Start Exercise inputs
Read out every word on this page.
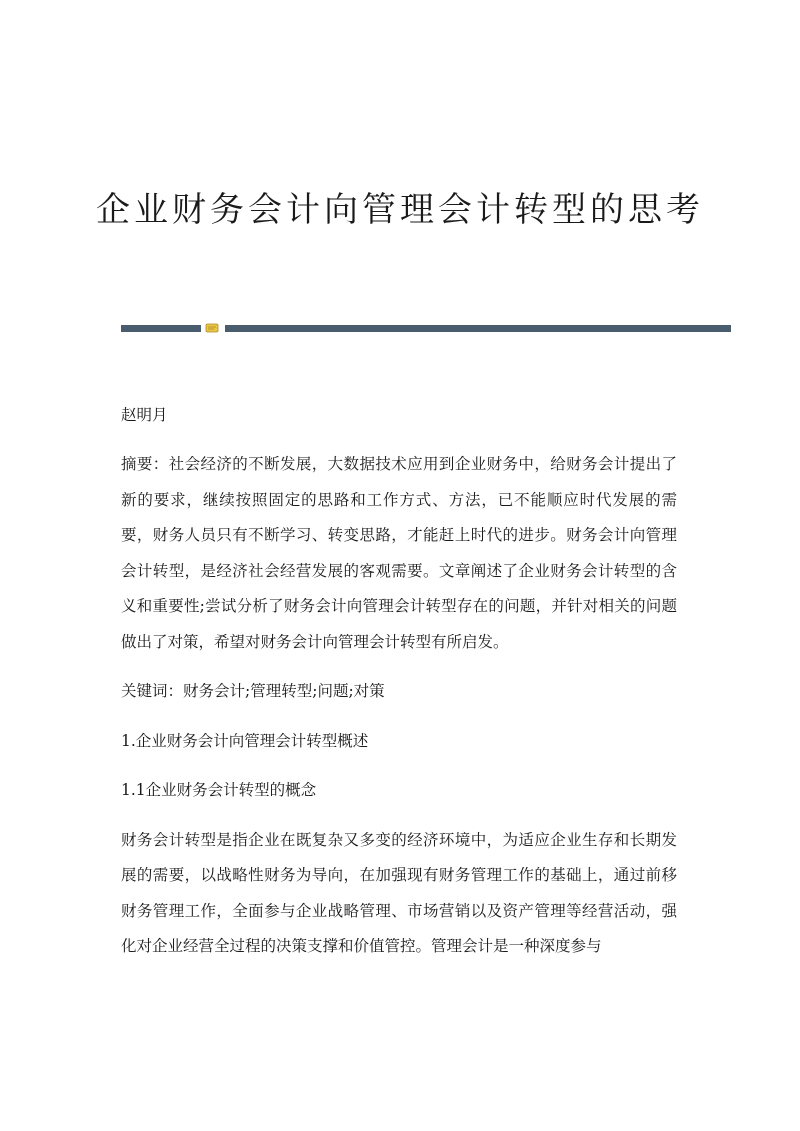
企业财务会计向管理会计转型的思考

赵明月

摘要：社会经济的不断发展，大数据技术应用到企业财务中，给财务会计提出了新的要求，继续按照固定的思路和工作方式、方法，已不能顺应时代发展的需要，财务人员只有不断学习、转变思路，才能赶上时代的进步。财务会计向管理会计转型，是经济社会经营发展的客观需要。文章阐述了企业财务会计转型的含义和重要性;尝试分析了财务会计向管理会计转型存在的问题，并针对相关的问题做出了对策，希望对财务会计向管理会计转型有所启发。

关键词：财务会计;管理转型;问题;对策

1.企业财务会计向管理会计转型概述

1.1企业财务会计转型的概念

财务会计转型是指企业在既复杂又多变的经济环境中，为适应企业生存和长期发展的需要，以战略性财务为导向，在加强现有财务管理工作的基础上，通过前移财务管理工作，全面参与企业战略管理、市场营销以及资产管理等经营活动，强化对企业经营全过程的决策支撑和价值管控。管理会计是一种深度参与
End Exercise inputs
Pictures in the records above are left out; print everything else exactly as written.

Read out every word on this page.
企业财务会计向管理会计转型的思考

赵明月

摘要：社会经济的不断发展，大数据技术应用到企业财务中，给财务会计提出了新的要求，继续按照固定的思路和工作方式、方法，已不能顺应时代发展的需要，财务人员只有不断学习、转变思路，才能赶上时代的进步。财务会计向管理会计转型，是经济社会经营发展的客观需要。文章阐述了企业财务会计转型的含义和重要性;尝试分析了财务会计向管理会计转型存在的问题，并针对相关的问题做出了对策，希望对财务会计向管理会计转型有所启发。

关键词：财务会计;管理转型;问题;对策

1.企业财务会计向管理会计转型概述

1.1企业财务会计转型的概念

财务会计转型是指企业在既复杂又多变的经济环境中，为适应企业生存和长期发展的需要，以战略性财务为导向，在加强现有财务管理工作的基础上，通过前移财务管理工作，全面参与企业战略管理、市场营销以及资产管理等经营活动，强化对企业经营全过程的决策支撑和价值管控。管理会计是一种深度参与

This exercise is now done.